- [Required work] Write out every line of the material exactly as it appears.
───── Supplied data ─────
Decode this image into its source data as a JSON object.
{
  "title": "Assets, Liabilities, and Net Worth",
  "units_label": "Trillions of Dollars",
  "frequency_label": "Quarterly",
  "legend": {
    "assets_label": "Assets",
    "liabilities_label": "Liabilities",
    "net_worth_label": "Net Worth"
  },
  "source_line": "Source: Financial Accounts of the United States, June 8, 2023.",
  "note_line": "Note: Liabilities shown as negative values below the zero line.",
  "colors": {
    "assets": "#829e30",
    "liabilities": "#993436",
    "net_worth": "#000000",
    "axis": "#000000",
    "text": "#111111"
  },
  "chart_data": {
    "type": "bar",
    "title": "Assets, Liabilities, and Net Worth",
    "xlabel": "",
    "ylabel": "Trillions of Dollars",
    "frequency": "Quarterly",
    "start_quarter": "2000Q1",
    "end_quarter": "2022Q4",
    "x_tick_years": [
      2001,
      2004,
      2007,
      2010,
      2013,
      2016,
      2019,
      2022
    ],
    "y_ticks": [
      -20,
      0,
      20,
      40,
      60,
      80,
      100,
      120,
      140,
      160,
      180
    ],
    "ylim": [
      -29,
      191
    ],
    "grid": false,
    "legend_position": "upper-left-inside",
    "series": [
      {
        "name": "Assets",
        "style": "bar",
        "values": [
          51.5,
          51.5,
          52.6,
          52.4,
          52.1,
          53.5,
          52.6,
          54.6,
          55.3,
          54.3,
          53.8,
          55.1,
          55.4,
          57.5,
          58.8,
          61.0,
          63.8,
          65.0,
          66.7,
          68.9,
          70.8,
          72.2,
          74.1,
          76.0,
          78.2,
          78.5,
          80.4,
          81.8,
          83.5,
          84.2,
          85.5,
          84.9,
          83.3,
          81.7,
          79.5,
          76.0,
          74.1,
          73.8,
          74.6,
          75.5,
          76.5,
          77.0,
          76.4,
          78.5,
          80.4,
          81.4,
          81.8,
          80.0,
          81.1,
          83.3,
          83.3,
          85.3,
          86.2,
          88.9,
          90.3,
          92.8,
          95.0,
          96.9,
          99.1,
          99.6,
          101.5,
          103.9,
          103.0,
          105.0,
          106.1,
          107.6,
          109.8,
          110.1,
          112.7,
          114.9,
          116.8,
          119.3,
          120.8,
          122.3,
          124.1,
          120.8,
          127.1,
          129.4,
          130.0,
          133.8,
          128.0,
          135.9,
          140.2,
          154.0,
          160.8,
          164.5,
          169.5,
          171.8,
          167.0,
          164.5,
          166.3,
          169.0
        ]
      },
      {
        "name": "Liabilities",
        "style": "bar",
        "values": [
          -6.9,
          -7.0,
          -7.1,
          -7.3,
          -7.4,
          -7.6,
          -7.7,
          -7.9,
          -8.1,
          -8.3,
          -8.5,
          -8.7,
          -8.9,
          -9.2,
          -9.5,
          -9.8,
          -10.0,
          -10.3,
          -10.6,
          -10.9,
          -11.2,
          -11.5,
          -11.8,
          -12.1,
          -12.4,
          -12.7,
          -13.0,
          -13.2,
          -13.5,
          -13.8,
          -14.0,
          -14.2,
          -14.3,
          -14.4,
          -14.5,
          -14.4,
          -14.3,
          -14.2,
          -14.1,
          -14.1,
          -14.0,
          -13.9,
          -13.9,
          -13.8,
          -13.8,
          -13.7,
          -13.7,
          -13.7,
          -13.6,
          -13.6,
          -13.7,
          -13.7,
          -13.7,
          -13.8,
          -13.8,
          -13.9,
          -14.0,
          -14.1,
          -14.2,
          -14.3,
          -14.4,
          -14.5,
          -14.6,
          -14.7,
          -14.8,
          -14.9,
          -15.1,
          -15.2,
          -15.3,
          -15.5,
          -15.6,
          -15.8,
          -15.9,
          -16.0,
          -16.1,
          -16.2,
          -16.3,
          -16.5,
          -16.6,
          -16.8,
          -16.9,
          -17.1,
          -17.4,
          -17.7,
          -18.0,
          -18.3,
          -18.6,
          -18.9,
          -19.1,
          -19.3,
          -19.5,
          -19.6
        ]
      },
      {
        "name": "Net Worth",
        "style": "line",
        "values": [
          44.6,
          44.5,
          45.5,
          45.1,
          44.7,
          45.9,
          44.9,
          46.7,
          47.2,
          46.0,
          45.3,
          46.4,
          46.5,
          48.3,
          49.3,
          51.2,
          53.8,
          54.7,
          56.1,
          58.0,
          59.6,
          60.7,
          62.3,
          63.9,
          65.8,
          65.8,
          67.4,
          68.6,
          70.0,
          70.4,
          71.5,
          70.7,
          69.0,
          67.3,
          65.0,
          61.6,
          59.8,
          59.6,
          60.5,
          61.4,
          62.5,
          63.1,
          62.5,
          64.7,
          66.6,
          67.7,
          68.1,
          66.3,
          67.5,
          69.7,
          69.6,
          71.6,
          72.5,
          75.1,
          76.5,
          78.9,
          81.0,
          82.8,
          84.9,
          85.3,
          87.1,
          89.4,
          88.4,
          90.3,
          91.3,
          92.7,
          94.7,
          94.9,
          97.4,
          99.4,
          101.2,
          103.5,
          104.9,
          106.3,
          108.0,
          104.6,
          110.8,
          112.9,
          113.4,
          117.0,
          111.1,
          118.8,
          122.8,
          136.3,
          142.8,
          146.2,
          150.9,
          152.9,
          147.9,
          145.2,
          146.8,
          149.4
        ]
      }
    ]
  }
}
─────
- [Solved exercise]
Decode this image into its source data as a JSON object.
{
  "title": "Assets, Liabilities, and Net Worth",
  "units_label": "Trillions of Dollars",
  "frequency_label": "Quarterly",
  "legend": {
    "assets_label": "Assets",
    "liabilities_label": "Liabilities",
    "net_worth_label": "Net Worth"
  },
  "source_line": "Source: Financial Accounts of the United States, June 8, 2023.",
  "note_line": "Note: Liabilities shown as negative values below the zero line.",
  "colors": {
    "assets": "#829e30",
    "liabilities": "#993436",
    "net_worth": "#000000",
    "axis": "#000000",
    "text": "#111111"
  },
  "chart_data": {
    "type": "bar",
    "title": "Assets, Liabilities, and Net Worth",
    "xlabel": "",
    "ylabel": "Trillions of Dollars",
    "frequency": "Quarterly",
    "start_quarter": "2000Q1",
    "end_quarter": "2022Q4",
    "x_tick_years": [
      2001,
      2004,
      2007,
      2010,
      2013,
      2016,
      2019,
      2022
    ],
    "y_ticks": [
      -20,
      0,
      20,
      40,
      60,
      80,
      100,
      120,
      140,
      160,
      180
    ],
    "ylim": [
      -29,
      191
    ],
    "grid": false,
    "legend_position": "upper-left-inside",
    "series": [
      {
        "name": "Assets",
        "style": "bar",
        "values": [
          51.5,
          51.5,
          52.6,
          52.4,
          52.1,
          53.5,
          52.6,
          54.6,
          55.3,
          54.3,
          53.8,
          55.1,
          55.4,
          57.5,
          58.8,
          61.0,
          63.8,
          65.0,
          66.7,
          68.9,
          70.8,
          72.2,
          74.1,
          76.0,
          78.2,
          78.5,
          80.4,
          81.8,
          83.5,
          84.2,
          85.5,
          84.9,
          83.3,
          81.7,
          79.5,
          76.0,
          74.1,
          73.8,
          74.6,
          75.5,
          76.5,
          77.0,
          76.4,
          78.5,
          80.4,
          81.4,
          81.8,
          80.0,
          81.1,
          83.3,
          83.3,
          85.3,
          86.2,
          88.9,
          90.3,
          92.8,
          95.0,
          96.9,
          99.1,
          99.6,
          101.5,
          103.9,
          103.0,
          105.0,
          106.1,
          107.6,
          109.8,
          110.1,
          112.7,
          114.9,
          116.8,
          119.3,
          120.8,
          122.3,
          124.1,
          120.8,
          127.1,
          129.4,
          130.0,
          133.8,
          128.0,
          135.9,
          140.2,
          154.0,
          160.8,
          164.5,
          169.5,
          171.8,
          167.0,
          164.5,
          166.3,
          169.0
        ]
      },
      {
        "name": "Liabilities",
        "style": "bar",
        "values": [
          -6.9,
          -7.0,
          -7.1,
          -7.3,
          -7.4,
          -7.6,
          -7.7,
          -7.9,
          -8.1,
          -8.3,
          -8.5,
          -8.7,
          -8.9,
          -9.2,
          -9.5,
          -9.8,
          -10.0,
          -10.3,
          -10.6,
          -10.9,
          -11.2,
          -11.5,
          -11.8,
          -12.1,
          -12.4,
          -12.7,
          -13.0,
          -13.2,
          -13.5,
          -13.8,
          -14.0,
          -14.2,
          -14.3,
          -14.4,
          -14.5,
          -14.4,
          -14.3,
          -14.2,
          -14.1,
          -14.1,
          -14.0,
          -13.9,
          -13.9,
          -13.8,
          -13.8,
          -13.7,
          -13.7,
          -13.7,
          -13.6,
          -13.6,
          -13.7,
          -13.7,
          -13.7,
          -13.8,
          -13.8,
          -13.9,
          -14.0,
          -14.1,
          -14.2,
          -14.3,
          -14.4,
          -14.5,
          -14.6,
          -14.7,
          -14.8,
          -14.9,
          -15.1,
          -15.2,
          -15.3,
          -15.5,
          -15.6,
          -15.8,
          -15.9,
          -16.0,
          -16.1,
          -16.2,
          -16.3,
          -16.5,
          -16.6,
          -16.8,
          -16.9,
          -17.1,
          -17.4,
          -17.7,
          -18.0,
          -18.3,
          -18.6,
          -18.9,
          -19.1,
          -19.3,
          -19.5,
          -19.6
        ]
      },
      {
        "name": "Net Worth",
        "style": "line",
        "values": [
          44.6,
          44.5,
          45.5,
          45.1,
          44.7,
          45.9,
          44.9,
          46.7,
          47.2,
          46.0,
          45.3,
          46.4,
          46.5,
          48.3,
          49.3,
          51.2,
          53.8,
          54.7,
          56.1,
          58.0,
          59.6,
          60.7,
          62.3,
          63.9,
          65.8,
          65.8,
          67.4,
          68.6,
          70.0,
          70.4,
          71.5,
          70.7,
          69.0,
          67.3,
          65.0,
          61.6,
          59.8,
          59.6,
          60.5,
          61.4,
          62.5,
          63.1,
          62.5,
          64.7,
          66.6,
          67.7,
          68.1,
          66.3,
          67.5,
          69.7,
          69.6,
          71.6,
          72.5,
          75.1,
          76.5,
          78.9,
          81.0,
          82.8,
          84.9,
          85.3,
          87.1,
          89.4,
          88.4,
          90.3,
          91.3,
          92.7,
          94.7,
          94.9,
          97.4,
          99.4,
          101.2,
          103.5,
          104.9,
          106.3,
          108.0,
          104.6,
          110.8,
          112.9,
          113.4,
          117.0,
          111.1,
          118.8,
          122.8,
          136.3,
          142.8,
          146.2,
          150.9,
          152.9,
          147.9,
          145.2,
          146.8,
          149.4
        ]
      }
    ]
  }
}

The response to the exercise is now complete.